# The task
Pick out each line in these entries that contains the string "size".

# Data for the task
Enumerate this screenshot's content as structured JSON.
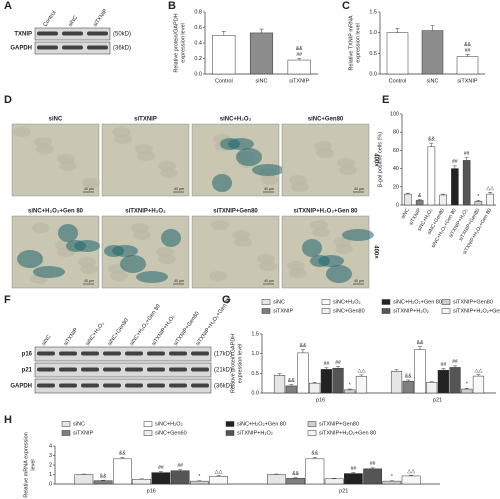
{
  "chart_data": [
    {
      "type": "bar",
      "panel": "B",
      "ylabel": [
        "Relative protein/GAPDH",
        "expression level"
      ],
      "categories": [
        "Control",
        "siNC",
        "siTXNIP"
      ],
      "values": [
        0.5,
        0.53,
        0.18
      ],
      "errors": [
        0.05,
        0.05,
        0.02
      ],
      "annotations": [
        null,
        null,
        [
          "&&",
          "##"
        ]
      ],
      "colors": [
        "#ffffff",
        "#8c8c8c",
        "#ffffff"
      ],
      "ylim": [
        0,
        0.8
      ],
      "yticks": [
        {
          "value": 0,
          "label": "0.0"
        },
        {
          "value": 0.2,
          "label": "0.2"
        },
        {
          "value": 0.4,
          "label": "0.4"
        },
        {
          "value": 0.6,
          "label": "0.6"
        },
        {
          "value": 0.8,
          "label": "0.8"
        }
      ]
    },
    {
      "type": "bar",
      "panel": "C",
      "ylabel": [
        "Relative TXNIP mRNA",
        "expression level"
      ],
      "categories": [
        "Control",
        "siNC",
        "siTXNIP"
      ],
      "values": [
        1.0,
        1.05,
        0.42
      ],
      "errors": [
        0.1,
        0.12,
        0.05
      ],
      "annotations": [
        null,
        null,
        [
          "&&",
          "##"
        ]
      ],
      "colors": [
        "#ffffff",
        "#8c8c8c",
        "#ffffff"
      ],
      "ylim": [
        0,
        1.5
      ],
      "yticks": [
        {
          "value": 0,
          "label": "0.0"
        },
        {
          "value": 0.5,
          "label": "0.5"
        },
        {
          "value": 1,
          "label": "1.0"
        },
        {
          "value": 1.5,
          "label": "1.5"
        }
      ]
    },
    {
      "type": "bar",
      "panel": "E",
      "ylabel": [
        "β-gal positive cells (%)"
      ],
      "categories": [
        "siNC",
        "siTXNIP",
        "siNC+H₂O₂",
        "siNC+Gen80",
        "siNC+H₂O₂+Gen 80",
        "siTXNIP+H₂O₂",
        "siTXNIP+Gen80",
        "siTXNIP+H₂O₂+Gen 80"
      ],
      "values": [
        12,
        5,
        64,
        11,
        40,
        49,
        4,
        12
      ],
      "errors": [
        1,
        1,
        4,
        1,
        3,
        3,
        1,
        2
      ],
      "annotations": [
        null,
        [
          "&"
        ],
        [
          "&&"
        ],
        null,
        [
          "##"
        ],
        [
          "##"
        ],
        [
          "*"
        ],
        [
          "△△"
        ]
      ],
      "colors": [
        "#e6e6e6",
        "#7f7f7f",
        "#ffffff",
        "#f0f0f0",
        "#222222",
        "#555555",
        "#d0d0d0",
        "#f7f7f7"
      ],
      "ylim": [
        0,
        100
      ],
      "yticks": [
        0,
        20,
        40,
        60,
        80,
        100
      ]
    },
    {
      "type": "grouped-bar",
      "panel": "G",
      "ylabel": [
        "Relative protein/GAPDH",
        "expression level"
      ],
      "categories": [
        "p16",
        "p21"
      ],
      "ylim": [
        0,
        1.5
      ],
      "yticks": [
        {
          "value": 0,
          "label": "0.0"
        },
        {
          "value": 0.5,
          "label": "0.5"
        },
        {
          "value": 1,
          "label": "1.0"
        },
        {
          "value": 1.5,
          "label": "1.5"
        }
      ],
      "series": [
        {
          "name": "siNC",
          "color": "#e6e6e6",
          "values": [
            0.45,
            0.55
          ],
          "errors": [
            0.04,
            0.04
          ],
          "annotations": [
            null,
            null
          ]
        },
        {
          "name": "siTXNIP",
          "color": "#7f7f7f",
          "values": [
            0.18,
            0.3
          ],
          "errors": [
            0.03,
            0.03
          ],
          "annotations": [
            "&&",
            "&&"
          ]
        },
        {
          "name": "siNC+H₂O₂",
          "color": "#ffffff",
          "values": [
            1.02,
            1.1
          ],
          "errors": [
            0.08,
            0.08
          ],
          "annotations": [
            "&&",
            "&&"
          ]
        },
        {
          "name": "siNC+Gen80",
          "color": "#f0f0f0",
          "values": [
            0.25,
            0.27
          ],
          "errors": [
            0.02,
            0.02
          ],
          "annotations": [
            null,
            null
          ]
        },
        {
          "name": "siNC+H₂O₂+Gen 80",
          "color": "#222222",
          "values": [
            0.6,
            0.58
          ],
          "errors": [
            0.04,
            0.04
          ],
          "annotations": [
            "##",
            "##"
          ]
        },
        {
          "name": "siTXNIP+H₂O₂",
          "color": "#555555",
          "values": [
            0.63,
            0.65
          ],
          "errors": [
            0.04,
            0.04
          ],
          "annotations": [
            "##",
            "##"
          ]
        },
        {
          "name": "siTXNIP+Gen80",
          "color": "#d0d0d0",
          "values": [
            0.08,
            0.1
          ],
          "errors": [
            0.02,
            0.02
          ],
          "annotations": [
            "*",
            "*"
          ]
        },
        {
          "name": "siTXNIP+H₂O₂+Gen 80",
          "color": "#f7f7f7",
          "values": [
            0.42,
            0.43
          ],
          "errors": [
            0.04,
            0.04
          ],
          "annotations": [
            "△△",
            "△△"
          ]
        }
      ]
    },
    {
      "type": "grouped-bar",
      "panel": "H",
      "ylabel": [
        "Relative mRNA expression",
        "level"
      ],
      "categories": [
        "p16",
        "p21"
      ],
      "ylim": [
        0,
        4
      ],
      "yticks": [
        0,
        1,
        2,
        3,
        4
      ],
      "series": [
        {
          "name": "siNC",
          "color": "#e6e6e6",
          "values": [
            1.0,
            1.0
          ],
          "errors": [
            0.05,
            0.05
          ],
          "annotations": [
            null,
            null
          ]
        },
        {
          "name": "siTXNIP",
          "color": "#7f7f7f",
          "values": [
            0.35,
            0.6
          ],
          "errors": [
            0.05,
            0.06
          ],
          "annotations": [
            "&&",
            "&&"
          ]
        },
        {
          "name": "siNC+H₂O₂",
          "color": "#ffffff",
          "values": [
            2.65,
            2.65
          ],
          "errors": [
            0.15,
            0.15
          ],
          "annotations": [
            "&&",
            "&&"
          ]
        },
        {
          "name": "siNC+Gen60",
          "color": "#f0f0f0",
          "values": [
            0.5,
            0.55
          ],
          "errors": [
            0.04,
            0.04
          ],
          "annotations": [
            null,
            null
          ]
        },
        {
          "name": "siNC+H₂O₂+Gen 80",
          "color": "#222222",
          "values": [
            1.2,
            1.1
          ],
          "errors": [
            0.1,
            0.1
          ],
          "annotations": [
            "##",
            "##"
          ]
        },
        {
          "name": "siTXNIP+H₂O₂",
          "color": "#555555",
          "values": [
            1.4,
            1.6
          ],
          "errors": [
            0.1,
            0.1
          ],
          "annotations": [
            "##",
            "##"
          ]
        },
        {
          "name": "siTXNIP+Gen80",
          "color": "#d0d0d0",
          "values": [
            0.3,
            0.3
          ],
          "errors": [
            0.04,
            0.04
          ],
          "annotations": [
            "*",
            "*"
          ]
        },
        {
          "name": "siTXNIP+H₂O₂+Gen 80",
          "color": "#f7f7f7",
          "values": [
            0.8,
            0.85
          ],
          "errors": [
            0.08,
            0.08
          ],
          "annotations": [
            "△△",
            "△△"
          ]
        }
      ]
    }
  ],
  "blots": [
    {
      "panel": "A",
      "lanes": [
        "Control",
        "siNC",
        "siTXNIP"
      ],
      "bands": [
        {
          "name": "TXNIP",
          "size": "(50kD)"
        },
        {
          "name": "GAPDH",
          "size": "(36kD)"
        }
      ]
    },
    {
      "panel": "F",
      "lanes": [
        "siNC",
        "siTXNIP",
        "siNC+H₂O₂",
        "siNC+Gen80",
        "siNC+H₂O₂+Gen 80",
        "siTXNIP+H₂O₂",
        "siTXNIP+Gen80",
        "siTXNIP+H₂O₂+Gen 80"
      ],
      "bands": [
        {
          "name": "p16",
          "size": "(17kD)"
        },
        {
          "name": "p21",
          "size": "(21kD)"
        },
        {
          "name": "GAPDH",
          "size": "(36kD)"
        }
      ]
    }
  ],
  "micrographs": {
    "panel": "D",
    "labels": [
      "siNC",
      "siTXNIP",
      "siNC+H₂O₂",
      "siNC+Gen80",
      "siNC+H₂O₂+Gen 80",
      "siTXNIP+H₂O₂",
      "siTXNIP+Gen80",
      "siTXNIP+H₂O₂+Gen 80"
    ],
    "magnification": [
      "400×",
      "400×"
    ],
    "scale": "40 μm"
  }
}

# Final answer
          "size": "(50kD)"
          "size": "(36kD)"
          "size": "(17kD)"
          "size": "(21kD)"
          "size": "(36kD)"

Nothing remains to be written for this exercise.